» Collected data

○ ○ ○ ○ ○

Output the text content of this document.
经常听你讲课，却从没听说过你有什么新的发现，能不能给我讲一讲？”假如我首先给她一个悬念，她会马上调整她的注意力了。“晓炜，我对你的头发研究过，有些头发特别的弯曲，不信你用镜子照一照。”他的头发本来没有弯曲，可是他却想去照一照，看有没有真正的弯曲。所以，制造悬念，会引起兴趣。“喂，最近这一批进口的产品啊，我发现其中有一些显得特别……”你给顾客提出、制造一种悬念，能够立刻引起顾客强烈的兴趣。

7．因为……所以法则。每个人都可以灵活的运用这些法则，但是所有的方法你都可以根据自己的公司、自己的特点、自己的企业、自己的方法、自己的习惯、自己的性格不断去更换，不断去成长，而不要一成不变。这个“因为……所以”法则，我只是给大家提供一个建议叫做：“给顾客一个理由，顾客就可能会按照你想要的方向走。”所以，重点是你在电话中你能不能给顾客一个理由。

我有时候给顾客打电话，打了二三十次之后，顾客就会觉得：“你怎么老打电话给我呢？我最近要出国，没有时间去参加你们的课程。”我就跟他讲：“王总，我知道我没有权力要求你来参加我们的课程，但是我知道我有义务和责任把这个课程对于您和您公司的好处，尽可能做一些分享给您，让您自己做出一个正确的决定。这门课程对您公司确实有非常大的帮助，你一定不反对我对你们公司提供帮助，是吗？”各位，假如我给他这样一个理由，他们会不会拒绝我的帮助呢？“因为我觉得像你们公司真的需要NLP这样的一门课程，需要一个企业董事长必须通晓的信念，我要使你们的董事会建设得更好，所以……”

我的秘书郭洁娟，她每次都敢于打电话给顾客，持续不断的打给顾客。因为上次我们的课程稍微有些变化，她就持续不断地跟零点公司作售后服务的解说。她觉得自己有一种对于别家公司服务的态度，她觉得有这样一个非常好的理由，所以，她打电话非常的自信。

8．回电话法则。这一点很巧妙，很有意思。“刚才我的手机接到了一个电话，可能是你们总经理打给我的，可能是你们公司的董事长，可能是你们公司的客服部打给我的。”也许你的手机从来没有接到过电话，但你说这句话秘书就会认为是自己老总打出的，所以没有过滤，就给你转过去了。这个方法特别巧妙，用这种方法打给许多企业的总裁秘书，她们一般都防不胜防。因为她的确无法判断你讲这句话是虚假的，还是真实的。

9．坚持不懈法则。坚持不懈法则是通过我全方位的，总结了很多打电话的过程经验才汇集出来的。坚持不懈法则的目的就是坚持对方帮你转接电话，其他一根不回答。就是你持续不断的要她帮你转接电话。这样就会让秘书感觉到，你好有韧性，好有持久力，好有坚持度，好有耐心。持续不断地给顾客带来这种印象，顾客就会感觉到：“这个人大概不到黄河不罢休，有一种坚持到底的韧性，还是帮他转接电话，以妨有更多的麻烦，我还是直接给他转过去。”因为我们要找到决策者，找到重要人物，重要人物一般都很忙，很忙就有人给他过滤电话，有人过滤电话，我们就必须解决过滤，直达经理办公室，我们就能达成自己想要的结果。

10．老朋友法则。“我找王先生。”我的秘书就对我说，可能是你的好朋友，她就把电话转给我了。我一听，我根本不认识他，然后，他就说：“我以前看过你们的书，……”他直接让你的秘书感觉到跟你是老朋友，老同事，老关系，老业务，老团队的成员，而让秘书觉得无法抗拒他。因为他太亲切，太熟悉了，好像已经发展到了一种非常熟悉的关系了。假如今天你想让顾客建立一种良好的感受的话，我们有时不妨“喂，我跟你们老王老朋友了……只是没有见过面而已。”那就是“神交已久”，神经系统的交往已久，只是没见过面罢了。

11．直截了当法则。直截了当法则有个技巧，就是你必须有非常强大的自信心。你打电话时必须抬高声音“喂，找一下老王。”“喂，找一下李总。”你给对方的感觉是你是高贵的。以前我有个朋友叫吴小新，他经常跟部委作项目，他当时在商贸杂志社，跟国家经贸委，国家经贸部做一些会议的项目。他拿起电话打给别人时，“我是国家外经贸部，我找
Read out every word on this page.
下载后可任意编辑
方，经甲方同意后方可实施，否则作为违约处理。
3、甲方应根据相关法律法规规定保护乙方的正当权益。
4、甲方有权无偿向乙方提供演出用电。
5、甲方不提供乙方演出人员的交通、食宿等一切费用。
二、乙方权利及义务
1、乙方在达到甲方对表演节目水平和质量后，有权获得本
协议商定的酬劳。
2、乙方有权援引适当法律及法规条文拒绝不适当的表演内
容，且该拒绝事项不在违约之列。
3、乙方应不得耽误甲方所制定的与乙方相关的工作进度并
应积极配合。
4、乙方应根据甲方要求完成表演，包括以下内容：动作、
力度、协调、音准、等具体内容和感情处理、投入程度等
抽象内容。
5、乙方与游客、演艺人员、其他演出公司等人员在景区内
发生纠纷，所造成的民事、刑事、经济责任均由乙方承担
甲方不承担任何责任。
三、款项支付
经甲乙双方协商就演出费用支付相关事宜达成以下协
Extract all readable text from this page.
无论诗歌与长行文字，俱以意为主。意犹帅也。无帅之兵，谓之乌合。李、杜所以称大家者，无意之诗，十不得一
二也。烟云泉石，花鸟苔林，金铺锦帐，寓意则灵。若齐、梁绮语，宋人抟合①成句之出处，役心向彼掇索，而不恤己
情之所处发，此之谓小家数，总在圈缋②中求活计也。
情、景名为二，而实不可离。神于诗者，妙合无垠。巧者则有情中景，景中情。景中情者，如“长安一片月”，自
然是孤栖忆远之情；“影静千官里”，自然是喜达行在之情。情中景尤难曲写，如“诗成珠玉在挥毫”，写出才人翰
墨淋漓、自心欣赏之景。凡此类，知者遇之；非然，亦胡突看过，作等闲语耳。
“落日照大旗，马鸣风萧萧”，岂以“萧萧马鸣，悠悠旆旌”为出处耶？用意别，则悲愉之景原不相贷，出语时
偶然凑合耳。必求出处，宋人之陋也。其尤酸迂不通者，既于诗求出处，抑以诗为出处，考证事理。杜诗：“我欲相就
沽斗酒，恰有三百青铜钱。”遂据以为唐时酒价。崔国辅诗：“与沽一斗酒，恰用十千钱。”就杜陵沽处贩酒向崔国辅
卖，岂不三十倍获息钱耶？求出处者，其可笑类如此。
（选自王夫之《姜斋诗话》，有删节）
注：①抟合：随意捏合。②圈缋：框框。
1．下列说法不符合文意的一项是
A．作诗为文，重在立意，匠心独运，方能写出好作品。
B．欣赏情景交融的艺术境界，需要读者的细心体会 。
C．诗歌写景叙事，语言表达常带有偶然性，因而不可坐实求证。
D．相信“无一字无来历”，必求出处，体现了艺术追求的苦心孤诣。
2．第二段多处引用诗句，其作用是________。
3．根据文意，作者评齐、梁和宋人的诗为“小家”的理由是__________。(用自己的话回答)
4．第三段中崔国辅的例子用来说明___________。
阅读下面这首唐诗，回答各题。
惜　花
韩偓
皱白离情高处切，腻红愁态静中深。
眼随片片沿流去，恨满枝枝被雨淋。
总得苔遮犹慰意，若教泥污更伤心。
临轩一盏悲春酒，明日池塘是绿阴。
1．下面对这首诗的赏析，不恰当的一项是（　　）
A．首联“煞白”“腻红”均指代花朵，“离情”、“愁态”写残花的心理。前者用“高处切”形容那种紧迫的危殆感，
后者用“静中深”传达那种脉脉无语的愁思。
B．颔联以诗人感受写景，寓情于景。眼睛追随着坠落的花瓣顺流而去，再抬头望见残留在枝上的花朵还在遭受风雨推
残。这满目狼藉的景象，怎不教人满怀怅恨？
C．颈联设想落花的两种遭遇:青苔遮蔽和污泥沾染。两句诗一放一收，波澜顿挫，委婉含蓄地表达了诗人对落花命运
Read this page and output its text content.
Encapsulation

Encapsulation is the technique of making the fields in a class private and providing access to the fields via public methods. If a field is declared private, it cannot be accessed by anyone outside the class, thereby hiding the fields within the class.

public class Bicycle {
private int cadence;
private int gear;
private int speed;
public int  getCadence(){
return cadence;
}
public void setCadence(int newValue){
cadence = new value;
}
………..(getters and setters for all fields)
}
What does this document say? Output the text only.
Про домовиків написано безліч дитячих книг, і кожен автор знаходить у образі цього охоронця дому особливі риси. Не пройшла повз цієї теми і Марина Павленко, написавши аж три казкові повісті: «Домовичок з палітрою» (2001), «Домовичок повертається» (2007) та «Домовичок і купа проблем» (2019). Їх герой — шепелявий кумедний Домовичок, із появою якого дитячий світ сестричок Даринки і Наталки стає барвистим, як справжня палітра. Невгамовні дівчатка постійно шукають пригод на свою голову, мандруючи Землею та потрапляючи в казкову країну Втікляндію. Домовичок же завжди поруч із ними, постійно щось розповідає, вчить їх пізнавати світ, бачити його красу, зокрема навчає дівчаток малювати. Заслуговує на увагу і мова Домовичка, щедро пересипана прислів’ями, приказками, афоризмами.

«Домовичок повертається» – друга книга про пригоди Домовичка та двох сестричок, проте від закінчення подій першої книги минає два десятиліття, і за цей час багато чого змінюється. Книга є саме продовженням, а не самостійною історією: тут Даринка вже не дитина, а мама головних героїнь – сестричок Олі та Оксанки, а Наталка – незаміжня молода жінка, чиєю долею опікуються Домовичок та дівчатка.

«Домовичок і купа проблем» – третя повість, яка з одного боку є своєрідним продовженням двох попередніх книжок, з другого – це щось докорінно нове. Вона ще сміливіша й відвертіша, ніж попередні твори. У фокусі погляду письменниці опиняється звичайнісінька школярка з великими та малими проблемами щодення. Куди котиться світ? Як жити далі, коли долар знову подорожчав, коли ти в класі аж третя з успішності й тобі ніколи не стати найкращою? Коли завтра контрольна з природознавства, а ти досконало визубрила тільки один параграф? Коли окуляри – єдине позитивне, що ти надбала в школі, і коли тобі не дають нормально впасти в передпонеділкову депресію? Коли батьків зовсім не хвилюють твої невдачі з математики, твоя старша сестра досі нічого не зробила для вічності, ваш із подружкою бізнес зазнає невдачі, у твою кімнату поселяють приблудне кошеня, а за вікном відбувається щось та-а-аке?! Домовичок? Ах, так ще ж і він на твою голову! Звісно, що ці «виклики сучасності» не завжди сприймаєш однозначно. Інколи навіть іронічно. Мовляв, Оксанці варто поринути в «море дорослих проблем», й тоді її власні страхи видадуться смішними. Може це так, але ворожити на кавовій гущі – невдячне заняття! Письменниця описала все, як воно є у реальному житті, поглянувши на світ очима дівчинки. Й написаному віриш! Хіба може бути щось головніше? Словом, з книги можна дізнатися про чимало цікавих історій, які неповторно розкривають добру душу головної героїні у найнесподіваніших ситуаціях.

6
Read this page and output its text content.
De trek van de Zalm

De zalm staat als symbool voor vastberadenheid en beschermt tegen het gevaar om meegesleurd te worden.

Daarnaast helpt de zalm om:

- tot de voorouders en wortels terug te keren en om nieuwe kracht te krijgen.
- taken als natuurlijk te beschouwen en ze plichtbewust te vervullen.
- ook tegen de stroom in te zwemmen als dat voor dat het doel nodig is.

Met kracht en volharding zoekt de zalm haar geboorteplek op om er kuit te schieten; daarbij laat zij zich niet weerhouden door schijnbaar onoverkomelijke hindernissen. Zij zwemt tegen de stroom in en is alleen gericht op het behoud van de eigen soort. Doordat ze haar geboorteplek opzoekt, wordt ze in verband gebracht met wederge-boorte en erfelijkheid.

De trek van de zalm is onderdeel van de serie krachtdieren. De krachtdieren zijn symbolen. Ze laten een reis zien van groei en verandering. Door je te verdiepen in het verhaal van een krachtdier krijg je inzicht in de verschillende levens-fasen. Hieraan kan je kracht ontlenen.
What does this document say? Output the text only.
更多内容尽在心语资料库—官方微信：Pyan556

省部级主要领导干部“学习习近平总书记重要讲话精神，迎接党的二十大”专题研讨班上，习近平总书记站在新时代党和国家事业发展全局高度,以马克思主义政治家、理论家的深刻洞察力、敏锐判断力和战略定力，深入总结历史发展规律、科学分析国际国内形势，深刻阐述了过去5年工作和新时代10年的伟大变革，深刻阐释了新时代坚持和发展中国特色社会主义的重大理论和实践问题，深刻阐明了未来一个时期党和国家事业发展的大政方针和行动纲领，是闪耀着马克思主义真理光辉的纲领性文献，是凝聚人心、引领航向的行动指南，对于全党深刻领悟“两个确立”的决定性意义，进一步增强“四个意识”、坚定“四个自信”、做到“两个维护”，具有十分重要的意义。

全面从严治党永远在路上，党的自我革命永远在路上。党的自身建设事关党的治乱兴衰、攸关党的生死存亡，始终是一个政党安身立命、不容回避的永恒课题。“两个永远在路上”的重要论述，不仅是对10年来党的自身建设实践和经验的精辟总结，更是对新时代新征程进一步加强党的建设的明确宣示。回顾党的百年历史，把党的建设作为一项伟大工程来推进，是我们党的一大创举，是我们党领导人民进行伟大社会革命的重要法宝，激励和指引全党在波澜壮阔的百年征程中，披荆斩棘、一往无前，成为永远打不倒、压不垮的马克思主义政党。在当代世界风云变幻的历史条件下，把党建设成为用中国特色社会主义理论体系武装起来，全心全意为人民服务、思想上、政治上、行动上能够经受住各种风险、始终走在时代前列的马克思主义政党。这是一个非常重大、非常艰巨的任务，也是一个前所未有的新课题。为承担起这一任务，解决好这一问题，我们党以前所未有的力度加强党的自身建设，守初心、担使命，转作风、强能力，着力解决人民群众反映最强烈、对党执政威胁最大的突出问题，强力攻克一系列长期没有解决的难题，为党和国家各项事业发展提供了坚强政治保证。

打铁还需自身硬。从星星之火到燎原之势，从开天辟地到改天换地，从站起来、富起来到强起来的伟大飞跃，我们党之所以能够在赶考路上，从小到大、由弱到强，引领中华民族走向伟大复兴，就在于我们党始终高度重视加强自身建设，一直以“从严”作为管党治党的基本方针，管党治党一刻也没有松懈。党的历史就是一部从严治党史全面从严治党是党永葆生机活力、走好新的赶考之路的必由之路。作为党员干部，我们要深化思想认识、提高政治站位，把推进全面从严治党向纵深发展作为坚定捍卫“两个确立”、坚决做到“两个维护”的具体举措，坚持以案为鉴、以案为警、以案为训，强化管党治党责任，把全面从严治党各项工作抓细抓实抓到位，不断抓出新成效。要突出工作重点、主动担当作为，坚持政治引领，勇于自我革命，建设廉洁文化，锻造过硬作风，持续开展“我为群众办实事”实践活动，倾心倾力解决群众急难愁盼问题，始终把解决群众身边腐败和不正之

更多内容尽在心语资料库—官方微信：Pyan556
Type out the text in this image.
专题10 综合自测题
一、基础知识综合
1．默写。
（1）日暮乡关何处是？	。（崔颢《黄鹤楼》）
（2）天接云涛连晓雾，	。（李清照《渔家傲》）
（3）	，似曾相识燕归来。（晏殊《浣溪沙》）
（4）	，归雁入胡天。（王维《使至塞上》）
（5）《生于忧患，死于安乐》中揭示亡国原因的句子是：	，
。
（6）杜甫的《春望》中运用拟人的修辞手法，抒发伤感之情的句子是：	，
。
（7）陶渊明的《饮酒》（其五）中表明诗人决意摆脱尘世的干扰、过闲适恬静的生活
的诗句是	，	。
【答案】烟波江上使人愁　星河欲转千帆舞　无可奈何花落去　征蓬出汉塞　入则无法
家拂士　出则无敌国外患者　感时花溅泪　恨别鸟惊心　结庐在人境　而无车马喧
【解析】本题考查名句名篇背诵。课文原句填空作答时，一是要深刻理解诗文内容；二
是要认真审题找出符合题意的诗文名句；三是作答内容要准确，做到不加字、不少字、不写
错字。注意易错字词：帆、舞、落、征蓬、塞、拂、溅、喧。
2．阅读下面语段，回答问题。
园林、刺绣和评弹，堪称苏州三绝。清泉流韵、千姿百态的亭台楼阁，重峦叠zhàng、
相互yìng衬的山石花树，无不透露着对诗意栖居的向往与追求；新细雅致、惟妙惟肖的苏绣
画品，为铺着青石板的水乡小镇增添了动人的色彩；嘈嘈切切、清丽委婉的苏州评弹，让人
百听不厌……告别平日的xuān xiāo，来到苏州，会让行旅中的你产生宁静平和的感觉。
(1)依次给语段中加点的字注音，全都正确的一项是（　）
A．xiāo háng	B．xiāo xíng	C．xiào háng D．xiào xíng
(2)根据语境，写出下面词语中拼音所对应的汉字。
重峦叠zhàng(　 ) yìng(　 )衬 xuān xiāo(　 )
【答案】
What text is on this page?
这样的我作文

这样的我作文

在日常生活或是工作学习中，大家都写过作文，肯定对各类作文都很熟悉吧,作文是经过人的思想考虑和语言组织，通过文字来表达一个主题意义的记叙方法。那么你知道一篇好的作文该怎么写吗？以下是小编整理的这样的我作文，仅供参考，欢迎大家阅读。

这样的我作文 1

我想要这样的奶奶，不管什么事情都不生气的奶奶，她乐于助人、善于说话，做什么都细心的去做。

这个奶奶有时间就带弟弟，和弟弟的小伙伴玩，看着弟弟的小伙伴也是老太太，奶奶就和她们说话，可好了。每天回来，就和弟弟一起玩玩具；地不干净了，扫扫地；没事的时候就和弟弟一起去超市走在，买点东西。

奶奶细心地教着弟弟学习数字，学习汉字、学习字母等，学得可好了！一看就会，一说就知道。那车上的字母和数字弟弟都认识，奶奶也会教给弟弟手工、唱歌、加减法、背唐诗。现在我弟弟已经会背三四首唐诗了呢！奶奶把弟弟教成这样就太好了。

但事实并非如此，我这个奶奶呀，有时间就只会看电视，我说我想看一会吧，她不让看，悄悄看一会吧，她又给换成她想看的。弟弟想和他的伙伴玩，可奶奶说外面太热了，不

○ ○ ○ ○ ○

» DIRECTION
Collect each line holding the string "сестричок".

» COMPLETE OUTPUT
Про домовиків написано безліч дитячих книг, і кожен автор знаходить у образі цього охоронця дому особливі риси. Не пройшла повз цієї теми і Марина Павленко, написавши аж три казкові повісті: «Домовичок з палітрою» (2001), «Домовичок повертається» (2007) та «Домовичок і купа проблем» (2019). Їх герой — шепелявий кумедний Домовичок, із появою якого дитячий світ сестричок Даринки і Наталки стає барвистим, як справжня палітра. Невгамовні дівчатка постійно шукають пригод на свою голову, мандруючи Землею та потрапляючи в казкову країну Втікляндію. Домовичок же завжди поруч із ними, постійно щось розповідає, вчить їх пізнавати світ, бачити його красу, зокрема навчає дівчаток малювати. Заслуговує на увагу і мова Домовичка, щедро пересипана прислів’ями, приказками, афоризмами.
«Домовичок повертається» – друга книга про пригоди Домовичка та двох сестричок, проте від закінчення подій першої книги минає два десятиліття, і за цей час багато чого змінюється. Книга є саме продовженням, а не самостійною історією: тут Даринка вже не дитина, а мама головних героїнь – сестричок Олі та Оксанки, а Наталка – незаміжня молода жінка, чиєю долею опікуються Домовичок та дівчатка.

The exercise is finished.